▸ **PROBLEM TO SOLVE**: With the pictures omitted, write out the entries that follow exactly as they stand.

START DATA SECTION

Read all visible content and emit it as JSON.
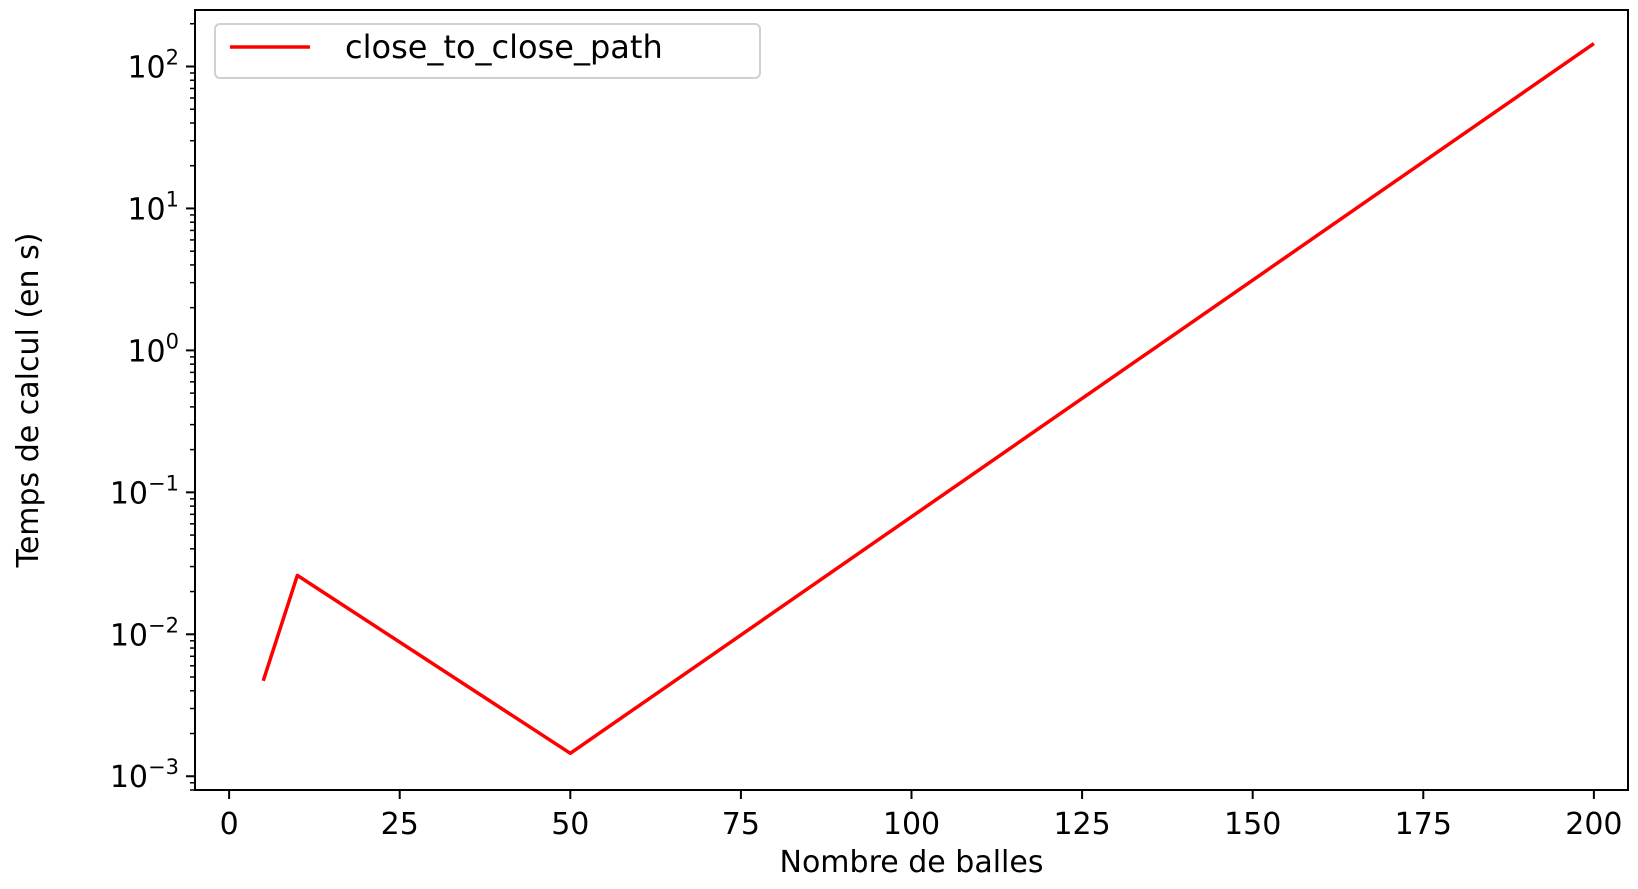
{
  "chart_data": {
    "type": "line",
    "title": "",
    "xlabel": "Nombre de balles",
    "ylabel": "Temps de calcul (en s)",
    "xscale": "linear",
    "yscale": "log",
    "xlim": [
      -5,
      205
    ],
    "ylim": [
      0.0008,
      250
    ],
    "xticks": [
      0,
      25,
      50,
      75,
      100,
      125,
      150,
      175,
      200
    ],
    "xtick_labels": [
      "0",
      "25",
      "50",
      "75",
      "100",
      "125",
      "150",
      "175",
      "200"
    ],
    "yticks": [
      0.001,
      0.01,
      0.1,
      1,
      10,
      100
    ],
    "ytick_labels": [
      {
        "base": "10",
        "exp": "−3"
      },
      {
        "base": "10",
        "exp": "−2"
      },
      {
        "base": "10",
        "exp": "−1"
      },
      {
        "base": "10",
        "exp": "0"
      },
      {
        "base": "10",
        "exp": "1"
      },
      {
        "base": "10",
        "exp": "2"
      }
    ],
    "grid": false,
    "legend_position": "upper-left",
    "series": [
      {
        "name": "close_to_close_path",
        "color": "#ff0000",
        "x": [
          5,
          10,
          50,
          200
        ],
        "y": [
          0.0047,
          0.026,
          0.00145,
          145
        ]
      }
    ]
  }
}
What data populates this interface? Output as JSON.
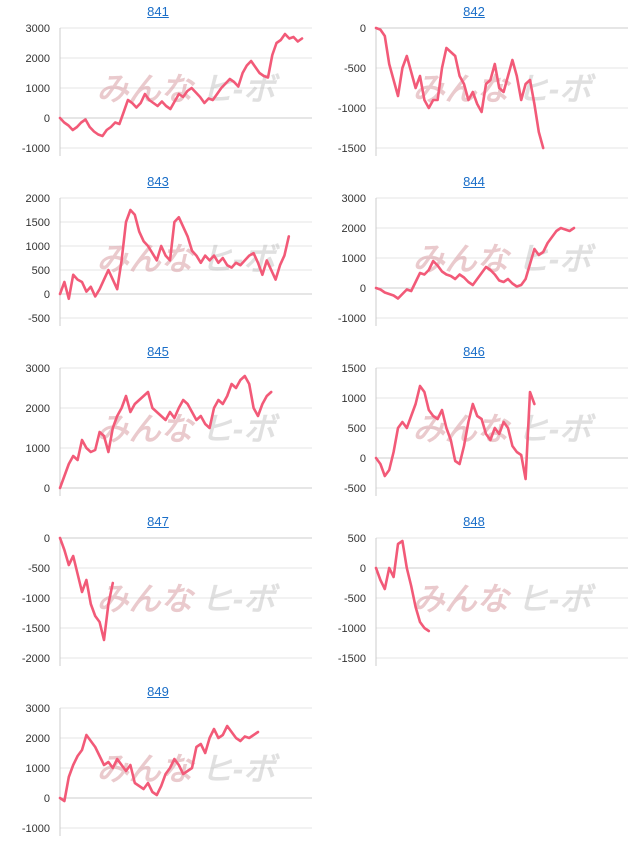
{
  "watermark": {
    "text_left": "みんな",
    "text_right": "ヒ-ボ"
  },
  "colors": {
    "line": "#f25a78",
    "link": "#1a6ec8"
  },
  "chart_data": [
    {
      "type": "line",
      "title": "841",
      "yticks": [
        3000,
        2000,
        1000,
        0,
        -1000
      ],
      "ylim": [
        -1000,
        3000
      ],
      "values": [
        0,
        -150,
        -250,
        -400,
        -300,
        -150,
        -50,
        -300,
        -450,
        -550,
        -600,
        -400,
        -300,
        -150,
        -200,
        200,
        600,
        500,
        350,
        500,
        800,
        600,
        500,
        400,
        550,
        400,
        300,
        550,
        800,
        700,
        900,
        1000,
        850,
        700,
        500,
        650,
        600,
        800,
        1000,
        1150,
        1300,
        1200,
        1050,
        1500,
        1750,
        1900,
        1700,
        1500,
        1400,
        1350,
        2100,
        2500,
        2600,
        2800,
        2650,
        2700,
        2550,
        2650
      ]
    },
    {
      "type": "line",
      "title": "842",
      "yticks": [
        0,
        -500,
        -1000,
        -1500
      ],
      "ylim": [
        -1500,
        0
      ],
      "values": [
        0,
        -20,
        -100,
        -450,
        -650,
        -850,
        -500,
        -350,
        -550,
        -750,
        -600,
        -900,
        -1000,
        -900,
        -900,
        -500,
        -250,
        -300,
        -350,
        -600,
        -700,
        -900,
        -800,
        -950,
        -1050,
        -700,
        -650,
        -450,
        -750,
        -800,
        -600,
        -400,
        -600,
        -900,
        -700,
        -650,
        -950,
        -1300,
        -1500
      ]
    },
    {
      "type": "line",
      "title": "843",
      "yticks": [
        2000,
        1500,
        1000,
        500,
        0,
        -500
      ],
      "ylim": [
        -500,
        2000
      ],
      "values": [
        0,
        250,
        -100,
        400,
        300,
        250,
        50,
        150,
        -50,
        100,
        300,
        500,
        300,
        100,
        700,
        1500,
        1750,
        1650,
        1300,
        1100,
        1000,
        850,
        700,
        1000,
        800,
        700,
        1500,
        1600,
        1400,
        1200,
        900,
        800,
        650,
        800,
        700,
        800,
        650,
        750,
        600,
        550,
        650,
        600,
        700,
        800,
        850,
        650,
        400,
        700,
        500,
        300,
        600,
        800,
        1200
      ]
    },
    {
      "type": "line",
      "title": "844",
      "yticks": [
        3000,
        2000,
        1000,
        0,
        -1000
      ],
      "ylim": [
        -1000,
        3000
      ],
      "values": [
        0,
        -50,
        -150,
        -200,
        -250,
        -350,
        -200,
        -50,
        -100,
        200,
        500,
        450,
        600,
        900,
        750,
        550,
        450,
        400,
        300,
        450,
        350,
        200,
        100,
        300,
        500,
        700,
        600,
        450,
        250,
        200,
        300,
        150,
        50,
        100,
        300,
        800,
        1300,
        1100,
        1200,
        1500,
        1700,
        1900,
        2000,
        1950,
        1900,
        2000
      ]
    },
    {
      "type": "line",
      "title": "845",
      "yticks": [
        3000,
        2000,
        1000,
        0
      ],
      "ylim": [
        0,
        3000
      ],
      "values": [
        0,
        300,
        600,
        800,
        700,
        1200,
        1000,
        900,
        950,
        1400,
        1300,
        900,
        1500,
        1800,
        2000,
        2300,
        1900,
        2100,
        2200,
        2300,
        2400,
        2000,
        1900,
        1800,
        1700,
        1900,
        1750,
        2000,
        2200,
        2100,
        1900,
        1700,
        1800,
        1600,
        1500,
        2000,
        2200,
        2100,
        2300,
        2600,
        2500,
        2700,
        2800,
        2600,
        2000,
        1800,
        2100,
        2300,
        2400
      ]
    },
    {
      "type": "line",
      "title": "846",
      "yticks": [
        1500,
        1000,
        500,
        0,
        -500
      ],
      "ylim": [
        -500,
        1500
      ],
      "values": [
        0,
        -100,
        -300,
        -200,
        100,
        500,
        600,
        500,
        700,
        900,
        1200,
        1100,
        800,
        700,
        650,
        800,
        500,
        300,
        -50,
        -100,
        200,
        600,
        900,
        700,
        650,
        400,
        300,
        500,
        400,
        600,
        500,
        200,
        100,
        50,
        -350,
        1100,
        900
      ]
    },
    {
      "type": "line",
      "title": "847",
      "yticks": [
        0,
        -500,
        -1000,
        -1500,
        -2000
      ],
      "ylim": [
        -2000,
        0
      ],
      "values": [
        0,
        -200,
        -450,
        -300,
        -600,
        -900,
        -700,
        -1100,
        -1300,
        -1400,
        -1700,
        -1100,
        -750
      ]
    },
    {
      "type": "line",
      "title": "848",
      "yticks": [
        500,
        0,
        -500,
        -1000,
        -1500
      ],
      "ylim": [
        -1500,
        500
      ],
      "values": [
        0,
        -200,
        -350,
        0,
        -150,
        400,
        450,
        0,
        -300,
        -650,
        -900,
        -1000,
        -1050
      ]
    },
    {
      "type": "line",
      "title": "849",
      "yticks": [
        3000,
        2000,
        1000,
        0,
        -1000
      ],
      "ylim": [
        -1000,
        3000
      ],
      "values": [
        0,
        -100,
        700,
        1100,
        1400,
        1600,
        2100,
        1900,
        1700,
        1400,
        1100,
        1200,
        1000,
        1300,
        1100,
        900,
        1100,
        500,
        400,
        300,
        500,
        200,
        100,
        400,
        800,
        1000,
        1300,
        1100,
        800,
        900,
        1000,
        1700,
        1800,
        1500,
        2000,
        2300,
        2000,
        2100,
        2400,
        2200,
        2000,
        1900,
        2050,
        2000,
        2100,
        2200
      ]
    }
  ]
}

END DATA SECTION

▸ **EXERCISE RESULT**:
Read all visible content and emit it as JSON.
{
  "chart_data": {
    "type": "line",
    "title": "",
    "xlabel": "Nombre de balles",
    "ylabel": "Temps de calcul (en s)",
    "xscale": "linear",
    "yscale": "log",
    "xlim": [
      -5,
      205
    ],
    "ylim": [
      0.0008,
      250
    ],
    "xticks": [
      0,
      25,
      50,
      75,
      100,
      125,
      150,
      175,
      200
    ],
    "xtick_labels": [
      "0",
      "25",
      "50",
      "75",
      "100",
      "125",
      "150",
      "175",
      "200"
    ],
    "yticks": [
      0.001,
      0.01,
      0.1,
      1,
      10,
      100
    ],
    "ytick_labels": [
      {
        "base": "10",
        "exp": "−3"
      },
      {
        "base": "10",
        "exp": "−2"
      },
      {
        "base": "10",
        "exp": "−1"
      },
      {
        "base": "10",
        "exp": "0"
      },
      {
        "base": "10",
        "exp": "1"
      },
      {
        "base": "10",
        "exp": "2"
      }
    ],
    "grid": false,
    "legend_position": "upper-left",
    "series": [
      {
        "name": "close_to_close_path",
        "color": "#ff0000",
        "x": [
          5,
          10,
          50,
          200
        ],
        "y": [
          0.0047,
          0.026,
          0.00145,
          145
        ]
      }
    ]
  }
}
What data populates this interface? Output as JSON.
{
  "watermark": {
    "text_left": "みんな",
    "text_right": "ヒ-ボ"
  },
  "colors": {
    "line": "#f25a78",
    "link": "#1a6ec8"
  },
  "chart_data": [
    {
      "type": "line",
      "title": "841",
      "yticks": [
        3000,
        2000,
        1000,
        0,
        -1000
      ],
      "ylim": [
        -1000,
        3000
      ],
      "values": [
        0,
        -150,
        -250,
        -400,
        -300,
        -150,
        -50,
        -300,
        -450,
        -550,
        -600,
        -400,
        -300,
        -150,
        -200,
        200,
        600,
        500,
        350,
        500,
        800,
        600,
        500,
        400,
        550,
        400,
        300,
        550,
        800,
        700,
        900,
        1000,
        850,
        700,
        500,
        650,
        600,
        800,
        1000,
        1150,
        1300,
        1200,
        1050,
        1500,
        1750,
        1900,
        1700,
        1500,
        1400,
        1350,
        2100,
        2500,
        2600,
        2800,
        2650,
        2700,
        2550,
        2650
      ]
    },
    {
      "type": "line",
      "title": "842",
      "yticks": [
        0,
        -500,
        -1000,
        -1500
      ],
      "ylim": [
        -1500,
        0
      ],
      "values": [
        0,
        -20,
        -100,
        -450,
        -650,
        -850,
        -500,
        -350,
        -550,
        -750,
        -600,
        -900,
        -1000,
        -900,
        -900,
        -500,
        -250,
        -300,
        -350,
        -600,
        -700,
        -900,
        -800,
        -950,
        -1050,
        -700,
        -650,
        -450,
        -750,
        -800,
        -600,
        -400,
        -600,
        -900,
        -700,
        -650,
        -950,
        -1300,
        -1500
      ]
    },
    {
      "type": "line",
      "title": "843",
      "yticks": [
        2000,
        1500,
        1000,
        500,
        0,
        -500
      ],
      "ylim": [
        -500,
        2000
      ],
      "values": [
        0,
        250,
        -100,
        400,
        300,
        250,
        50,
        150,
        -50,
        100,
        300,
        500,
        300,
        100,
        700,
        1500,
        1750,
        1650,
        1300,
        1100,
        1000,
        850,
        700,
        1000,
        800,
        700,
        1500,
        1600,
        1400,
        1200,
        900,
        800,
        650,
        800,
        700,
        800,
        650,
        750,
        600,
        550,
        650,
        600,
        700,
        800,
        850,
        650,
        400,
        700,
        500,
        300,
        600,
        800,
        1200
      ]
    },
    {
      "type": "line",
      "title": "844",
      "yticks": [
        3000,
        2000,
        1000,
        0,
        -1000
      ],
      "ylim": [
        -1000,
        3000
      ],
      "values": [
        0,
        -50,
        -150,
        -200,
        -250,
        -350,
        -200,
        -50,
        -100,
        200,
        500,
        450,
        600,
        900,
        750,
        550,
        450,
        400,
        300,
        450,
        350,
        200,
        100,
        300,
        500,
        700,
        600,
        450,
        250,
        200,
        300,
        150,
        50,
        100,
        300,
        800,
        1300,
        1100,
        1200,
        1500,
        1700,
        1900,
        2000,
        1950,
        1900,
        2000
      ]
    },
    {
      "type": "line",
      "title": "845",
      "yticks": [
        3000,
        2000,
        1000,
        0
      ],
      "ylim": [
        0,
        3000
      ],
      "values": [
        0,
        300,
        600,
        800,
        700,
        1200,
        1000,
        900,
        950,
        1400,
        1300,
        900,
        1500,
        1800,
        2000,
        2300,
        1900,
        2100,
        2200,
        2300,
        2400,
        2000,
        1900,
        1800,
        1700,
        1900,
        1750,
        2000,
        2200,
        2100,
        1900,
        1700,
        1800,
        1600,
        1500,
        2000,
        2200,
        2100,
        2300,
        2600,
        2500,
        2700,
        2800,
        2600,
        2000,
        1800,
        2100,
        2300,
        2400
      ]
    },
    {
      "type": "line",
      "title": "846",
      "yticks": [
        1500,
        1000,
        500,
        0,
        -500
      ],
      "ylim": [
        -500,
        1500
      ],
      "values": [
        0,
        -100,
        -300,
        -200,
        100,
        500,
        600,
        500,
        700,
        900,
        1200,
        1100,
        800,
        700,
        650,
        800,
        500,
        300,
        -50,
        -100,
        200,
        600,
        900,
        700,
        650,
        400,
        300,
        500,
        400,
        600,
        500,
        200,
        100,
        50,
        -350,
        1100,
        900
      ]
    },
    {
      "type": "line",
      "title": "847",
      "yticks": [
        0,
        -500,
        -1000,
        -1500,
        -2000
      ],
      "ylim": [
        -2000,
        0
      ],
      "values": [
        0,
        -200,
        -450,
        -300,
        -600,
        -900,
        -700,
        -1100,
        -1300,
        -1400,
        -1700,
        -1100,
        -750
      ]
    },
    {
      "type": "line",
      "title": "848",
      "yticks": [
        500,
        0,
        -500,
        -1000,
        -1500
      ],
      "ylim": [
        -1500,
        500
      ],
      "values": [
        0,
        -200,
        -350,
        0,
        -150,
        400,
        450,
        0,
        -300,
        -650,
        -900,
        -1000,
        -1050
      ]
    },
    {
      "type": "line",
      "title": "849",
      "yticks": [
        3000,
        2000,
        1000,
        0,
        -1000
      ],
      "ylim": [
        -1000,
        3000
      ],
      "values": [
        0,
        -100,
        700,
        1100,
        1400,
        1600,
        2100,
        1900,
        1700,
        1400,
        1100,
        1200,
        1000,
        1300,
        1100,
        900,
        1100,
        500,
        400,
        300,
        500,
        200,
        100,
        400,
        800,
        1000,
        1300,
        1100,
        800,
        900,
        1000,
        1700,
        1800,
        1500,
        2000,
        2300,
        2000,
        2100,
        2400,
        2200,
        2000,
        1900,
        2050,
        2000,
        2100,
        2200
      ]
    }
  ]
}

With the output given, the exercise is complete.